Stated problem
Within the listing below, locate all lines containing the word "xlabel". Copy each one.

Information supplied
--- start ---

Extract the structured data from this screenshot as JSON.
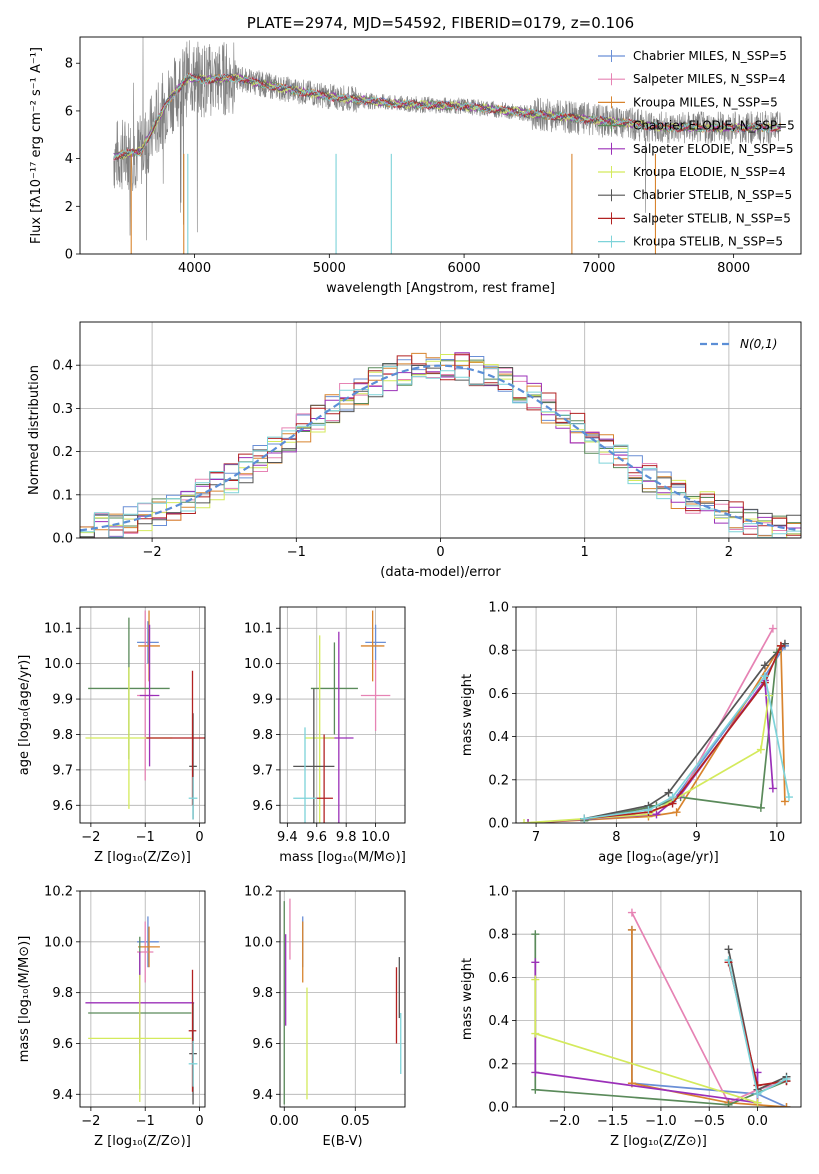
{
  "chart_data": [
    {
      "id": "spectrum",
      "type": "line",
      "title": "PLATE=2974, MJD=54592, FIBERID=0179, z=0.106",
      "xlabel": "wavelength [Angstrom, rest frame]",
      "ylabel": "Flux [fλ10⁻¹⁷ erg cm⁻² s⁻¹ A⁻¹]",
      "xlim": [
        3150,
        8500
      ],
      "ylim": [
        0,
        9.1
      ],
      "xticks": [
        4000,
        5000,
        6000,
        7000,
        8000
      ],
      "yticks": [
        0,
        2,
        4,
        6,
        8
      ],
      "legend_position": "top-right",
      "legend": [
        {
          "label": "Chabrier MILES, N_SSP=5",
          "color": "#6a8fd6"
        },
        {
          "label": "Salpeter MILES, N_SSP=4",
          "color": "#e683b4"
        },
        {
          "label": "Kroupa MILES, N_SSP=5",
          "color": "#d8842e"
        },
        {
          "label": "Chabrier ELODIE, N_SSP=5",
          "color": "#5a8a5a"
        },
        {
          "label": "Salpeter ELODIE, N_SSP=5",
          "color": "#9b30b8"
        },
        {
          "label": "Kroupa ELODIE, N_SSP=4",
          "color": "#d4ea5c"
        },
        {
          "label": "Chabrier STELIB, N_SSP=5",
          "color": "#555555"
        },
        {
          "label": "Salpeter STELIB, N_SSP=5",
          "color": "#b22222"
        },
        {
          "label": "Kroupa STELIB, N_SSP=5",
          "color": "#7dd3d9"
        }
      ],
      "data_trend": [
        {
          "x": 3400,
          "y": 4.1
        },
        {
          "x": 3600,
          "y": 4.3
        },
        {
          "x": 3800,
          "y": 6.4
        },
        {
          "x": 3950,
          "y": 7.4
        },
        {
          "x": 4100,
          "y": 7.3
        },
        {
          "x": 4300,
          "y": 7.4
        },
        {
          "x": 4600,
          "y": 7.0
        },
        {
          "x": 5000,
          "y": 6.6
        },
        {
          "x": 5500,
          "y": 6.3
        },
        {
          "x": 6000,
          "y": 6.2
        },
        {
          "x": 6500,
          "y": 5.9
        },
        {
          "x": 7000,
          "y": 5.6
        },
        {
          "x": 7500,
          "y": 5.3
        },
        {
          "x": 8000,
          "y": 5.3
        },
        {
          "x": 8350,
          "y": 5.3
        }
      ]
    },
    {
      "id": "residual-hist",
      "type": "line",
      "xlabel": "(data-model)/error",
      "ylabel": "Normed distribution",
      "xlim": [
        -2.5,
        2.5
      ],
      "ylim": [
        0,
        0.5
      ],
      "xticks": [
        -2,
        -1,
        0,
        1,
        2
      ],
      "xtick_labels": [
        "−2",
        "−1",
        "0",
        "1",
        "2"
      ],
      "yticks": [
        0.0,
        0.1,
        0.2,
        0.3,
        0.4
      ],
      "ytick_labels": [
        "0.0",
        "0.1",
        "0.2",
        "0.3",
        "0.4"
      ],
      "legend_position": "top-right",
      "legend": [
        {
          "label": "N(0,1)",
          "color": "#5b8ed6",
          "style": "dashed"
        }
      ],
      "grid": true
    },
    {
      "id": "age-vs-Z",
      "type": "scatter",
      "xlabel": "Z [log₁₀(Z/Z⊙)]",
      "ylabel": "age  [log₁₀(age/yr)]",
      "xlim": [
        -2.2,
        0.1
      ],
      "ylim": [
        9.55,
        10.16
      ],
      "xticks": [
        -2,
        -1,
        0
      ],
      "xtick_labels": [
        "−2",
        "−1",
        "0"
      ],
      "yticks": [
        9.6,
        9.7,
        9.8,
        9.9,
        10.0,
        10.1
      ],
      "ytick_labels": [
        "9.6",
        "9.7",
        "9.8",
        "9.9",
        "10.0",
        "10.1"
      ],
      "grid": true,
      "points": [
        {
          "model": "Chabrier MILES",
          "x": -0.95,
          "y": 10.06,
          "xerr": 0.2,
          "yerr": 0.06
        },
        {
          "model": "Salpeter MILES",
          "x": -1.0,
          "y": 9.91,
          "xerr": 0.15,
          "yerr": 0.24
        },
        {
          "model": "Kroupa MILES",
          "x": -0.93,
          "y": 10.05,
          "xerr": 0.2,
          "yerr": 0.1
        },
        {
          "model": "Chabrier ELODIE",
          "x": -1.3,
          "y": 9.93,
          "xerr": 0.75,
          "yerr": 0.2
        },
        {
          "model": "Salpeter ELODIE",
          "x": -0.92,
          "y": 9.91,
          "xerr": 0.18,
          "yerr": 0.2
        },
        {
          "model": "Kroupa ELODIE",
          "x": -1.3,
          "y": 9.79,
          "xerr": 0.8,
          "yerr": 0.2
        },
        {
          "model": "Chabrier STELIB",
          "x": -0.12,
          "y": 9.71,
          "xerr": 0.07,
          "yerr": 0.15
        },
        {
          "model": "Salpeter STELIB",
          "x": -0.13,
          "y": 9.79,
          "xerr": 0.85,
          "yerr": 0.19
        },
        {
          "model": "Kroupa STELIB",
          "x": -0.12,
          "y": 9.62,
          "xerr": 0.08,
          "yerr": 0.06
        }
      ]
    },
    {
      "id": "age-vs-mass",
      "type": "scatter",
      "xlabel": "mass [log₁₀(M/M⊙)]",
      "xlim": [
        9.35,
        10.2
      ],
      "ylim": [
        9.55,
        10.16
      ],
      "xticks": [
        9.4,
        9.6,
        9.8,
        10.0
      ],
      "xtick_labels": [
        "9.4",
        "9.6",
        "9.8",
        "10.0"
      ],
      "yticks": [
        9.6,
        9.7,
        9.8,
        9.9,
        10.0,
        10.1
      ],
      "ytick_labels": [
        "9.6",
        "9.7",
        "9.8",
        "9.9",
        "10.0",
        "10.1"
      ],
      "grid": true,
      "points": [
        {
          "model": "Chabrier MILES",
          "x": 10.0,
          "y": 10.06,
          "xerr": 0.07,
          "yerr": 0.05
        },
        {
          "model": "Salpeter MILES",
          "x": 10.0,
          "y": 9.91,
          "xerr": 0.1,
          "yerr": 0.1
        },
        {
          "model": "Kroupa MILES",
          "x": 9.98,
          "y": 10.05,
          "xerr": 0.08,
          "yerr": 0.1
        },
        {
          "model": "Chabrier ELODIE",
          "x": 9.72,
          "y": 9.93,
          "xerr": 0.16,
          "yerr": 0.13
        },
        {
          "model": "Salpeter ELODIE",
          "x": 9.75,
          "y": 9.79,
          "xerr": 0.1,
          "yerr": 0.3
        },
        {
          "model": "Kroupa ELODIE",
          "x": 9.62,
          "y": 9.79,
          "xerr": 0.1,
          "yerr": 0.29
        },
        {
          "model": "Chabrier STELIB",
          "x": 9.58,
          "y": 9.71,
          "xerr": 0.14,
          "yerr": 0.22
        },
        {
          "model": "Salpeter STELIB",
          "x": 9.65,
          "y": 9.62,
          "xerr": 0.06,
          "yerr": 0.18
        },
        {
          "model": "Kroupa STELIB",
          "x": 9.52,
          "y": 9.62,
          "xerr": 0.08,
          "yerr": 0.2
        }
      ]
    },
    {
      "id": "massweight-vs-age",
      "type": "line",
      "xlabel": "age  [log₁₀(age/yr)]",
      "ylabel": "mass weight",
      "xlim": [
        6.75,
        10.3
      ],
      "ylim": [
        0,
        1.0
      ],
      "xticks": [
        7,
        8,
        9,
        10
      ],
      "xtick_labels": [
        "7",
        "8",
        "9",
        "10"
      ],
      "yticks": [
        0.0,
        0.2,
        0.4,
        0.6,
        0.8,
        1.0
      ],
      "ytick_labels": [
        "0.0",
        "0.2",
        "0.4",
        "0.6",
        "0.8",
        "1.0"
      ],
      "grid": true,
      "series": [
        {
          "model": "Chabrier MILES",
          "x": [
            7.6,
            8.4,
            8.7,
            9.85,
            10.1
          ],
          "y": [
            0.02,
            0.07,
            0.1,
            0.68,
            0.82
          ]
        },
        {
          "model": "Salpeter MILES",
          "x": [
            7.6,
            8.5,
            8.8,
            9.95
          ],
          "y": [
            0.01,
            0.08,
            0.13,
            0.9
          ]
        },
        {
          "model": "Kroupa MILES",
          "x": [
            6.9,
            8.4,
            8.75,
            10.05,
            10.1
          ],
          "y": [
            0.0,
            0.03,
            0.05,
            0.82,
            0.1
          ]
        },
        {
          "model": "Chabrier ELODIE",
          "x": [
            7.6,
            8.5,
            8.8,
            9.8,
            10.0
          ],
          "y": [
            0.01,
            0.08,
            0.12,
            0.07,
            0.79
          ]
        },
        {
          "model": "Salpeter ELODIE",
          "x": [
            6.9,
            8.5,
            8.8,
            9.85,
            9.95
          ],
          "y": [
            0.0,
            0.04,
            0.13,
            0.66,
            0.16
          ]
        },
        {
          "model": "Kroupa ELODIE",
          "x": [
            6.85,
            8.4,
            9.8,
            9.9
          ],
          "y": [
            0.0,
            0.04,
            0.34,
            0.59
          ]
        },
        {
          "model": "Chabrier STELIB",
          "x": [
            7.6,
            8.4,
            8.65,
            9.85,
            10.1
          ],
          "y": [
            0.02,
            0.08,
            0.14,
            0.73,
            0.83
          ]
        },
        {
          "model": "Salpeter STELIB",
          "x": [
            7.6,
            8.4,
            8.7,
            9.85,
            10.05
          ],
          "y": [
            0.02,
            0.05,
            0.09,
            0.65,
            0.82
          ]
        },
        {
          "model": "Kroupa STELIB",
          "x": [
            7.6,
            8.4,
            8.7,
            9.85,
            10.15
          ],
          "y": [
            0.02,
            0.06,
            0.12,
            0.68,
            0.12
          ]
        }
      ]
    },
    {
      "id": "mass-vs-Z",
      "type": "scatter",
      "xlabel": "Z [log₁₀(Z/Z⊙)]",
      "ylabel": "mass [log₁₀(M/M⊙)]",
      "xlim": [
        -2.2,
        0.1
      ],
      "ylim": [
        9.35,
        10.2
      ],
      "xticks": [
        -2,
        -1,
        0
      ],
      "xtick_labels": [
        "−2",
        "−1",
        "0"
      ],
      "yticks": [
        9.4,
        9.6,
        9.8,
        10.0,
        10.2
      ],
      "ytick_labels": [
        "9.4",
        "9.6",
        "9.8",
        "10.0",
        "10.2"
      ],
      "grid": true,
      "points": [
        {
          "model": "Chabrier MILES",
          "x": -0.95,
          "y": 10.0,
          "xerr": 0.2,
          "yerr": 0.1
        },
        {
          "model": "Salpeter MILES",
          "x": -1.0,
          "y": 9.96,
          "xerr": 0.15,
          "yerr": 0.12
        },
        {
          "model": "Kroupa MILES",
          "x": -0.93,
          "y": 9.98,
          "xerr": 0.2,
          "yerr": 0.08
        },
        {
          "model": "Chabrier ELODIE",
          "x": -1.1,
          "y": 9.72,
          "xerr": 0.95,
          "yerr": 0.3
        },
        {
          "model": "Salpeter ELODIE",
          "x": -1.1,
          "y": 9.76,
          "xerr": 1.0,
          "yerr": 0.2
        },
        {
          "model": "Kroupa ELODIE",
          "x": -1.1,
          "y": 9.62,
          "xerr": 0.95,
          "yerr": 0.25
        },
        {
          "model": "Chabrier STELIB",
          "x": -0.12,
          "y": 9.56,
          "xerr": 0.07,
          "yerr": 0.2
        },
        {
          "model": "Salpeter STELIB",
          "x": -0.13,
          "y": 9.65,
          "xerr": 0.07,
          "yerr": 0.24
        },
        {
          "model": "Kroupa STELIB",
          "x": -0.12,
          "y": 9.52,
          "xerr": 0.08,
          "yerr": 0.09
        }
      ]
    },
    {
      "id": "mass-vs-ebv",
      "type": "scatter",
      "xlabel": "E(B-V)",
      "xlim": [
        -0.003,
        0.085
      ],
      "ylim": [
        9.35,
        10.2
      ],
      "xticks": [
        0.0,
        0.05
      ],
      "xtick_labels": [
        "0.00",
        "0.05"
      ],
      "yticks": [
        9.4,
        9.6,
        9.8,
        10.0,
        10.2
      ],
      "ytick_labels": [
        "9.4",
        "9.6",
        "9.8",
        "10.0",
        "10.2"
      ],
      "grid": true,
      "points": [
        {
          "model": "Chabrier MILES",
          "x": 0.013,
          "y": 10.0,
          "yerr": 0.1
        },
        {
          "model": "Salpeter MILES",
          "x": 0.004,
          "y": 10.05,
          "yerr": 0.12
        },
        {
          "model": "Kroupa MILES",
          "x": 0.013,
          "y": 9.96,
          "yerr": 0.12
        },
        {
          "model": "Chabrier ELODIE",
          "x": 0.0,
          "y": 9.76,
          "yerr": 0.4
        },
        {
          "model": "Salpeter ELODIE",
          "x": 0.001,
          "y": 9.85,
          "yerr": 0.18
        },
        {
          "model": "Kroupa ELODIE",
          "x": 0.016,
          "y": 9.6,
          "yerr": 0.22
        },
        {
          "model": "Chabrier STELIB",
          "x": 0.081,
          "y": 9.82,
          "yerr": 0.12
        },
        {
          "model": "Salpeter STELIB",
          "x": 0.079,
          "y": 9.75,
          "yerr": 0.15
        },
        {
          "model": "Kroupa STELIB",
          "x": 0.082,
          "y": 9.6,
          "yerr": 0.12
        }
      ]
    },
    {
      "id": "massweight-vs-Z",
      "type": "line",
      "xlabel": "Z [log₁₀(Z/Z⊙)]",
      "ylabel": "mass weight",
      "xlim": [
        -2.5,
        0.45
      ],
      "ylim": [
        0,
        1.0
      ],
      "xticks": [
        -2.0,
        -1.5,
        -1.0,
        -0.5,
        0.0
      ],
      "xtick_labels": [
        "−2.0",
        "−1.5",
        "−1.0",
        "−0.5",
        "0.0"
      ],
      "yticks": [
        0.0,
        0.2,
        0.4,
        0.6,
        0.8,
        1.0
      ],
      "ytick_labels": [
        "0.0",
        "0.2",
        "0.4",
        "0.6",
        "0.8",
        "1.0"
      ],
      "grid": true,
      "series": [
        {
          "model": "Chabrier MILES",
          "x": [
            -1.3,
            -1.3,
            0.0,
            0.3
          ],
          "y": [
            0.82,
            0.11,
            0.06,
            0.0
          ]
        },
        {
          "model": "Salpeter MILES",
          "x": [
            -1.3,
            -0.3,
            0.0,
            0.3
          ],
          "y": [
            0.9,
            0.02,
            0.08,
            0.12
          ]
        },
        {
          "model": "Kroupa MILES",
          "x": [
            -1.3,
            -1.3,
            -0.3,
            0.3
          ],
          "y": [
            0.82,
            0.11,
            0.02,
            0.0
          ]
        },
        {
          "model": "Chabrier ELODIE",
          "x": [
            -2.3,
            -2.3,
            -0.3,
            0.3
          ],
          "y": [
            0.8,
            0.08,
            0.01,
            0.12
          ]
        },
        {
          "model": "Salpeter ELODIE",
          "x": [
            -2.3,
            -2.3,
            0.0,
            0.0
          ],
          "y": [
            0.67,
            0.16,
            0.02,
            0.16
          ]
        },
        {
          "model": "Kroupa ELODIE",
          "x": [
            -2.3,
            -2.3,
            0.0
          ],
          "y": [
            0.59,
            0.34,
            0.02
          ]
        },
        {
          "model": "Chabrier STELIB",
          "x": [
            -0.3,
            0.0,
            0.3
          ],
          "y": [
            0.73,
            0.08,
            0.14
          ]
        },
        {
          "model": "Salpeter STELIB",
          "x": [
            -0.3,
            0.0,
            0.3
          ],
          "y": [
            0.67,
            0.1,
            0.12
          ]
        },
        {
          "model": "Kroupa STELIB",
          "x": [
            -0.3,
            0.0,
            0.3
          ],
          "y": [
            0.68,
            0.06,
            0.13
          ]
        }
      ]
    }
  ]
}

--- end ---

Expected answer
      "xlabel": "wavelength [Angstrom, rest frame]",
      "xlabel": "(data-model)/error",
      "xlabel": "Z [log₁₀(Z/Z⊙)]",
      "xlabel": "mass [log₁₀(M/M⊙)]",
      "xlabel": "age  [log₁₀(age/yr)]",
      "xlabel": "Z [log₁₀(Z/Z⊙)]",
      "xlabel": "E(B-V)",
      "xlabel": "Z [log₁₀(Z/Z⊙)]",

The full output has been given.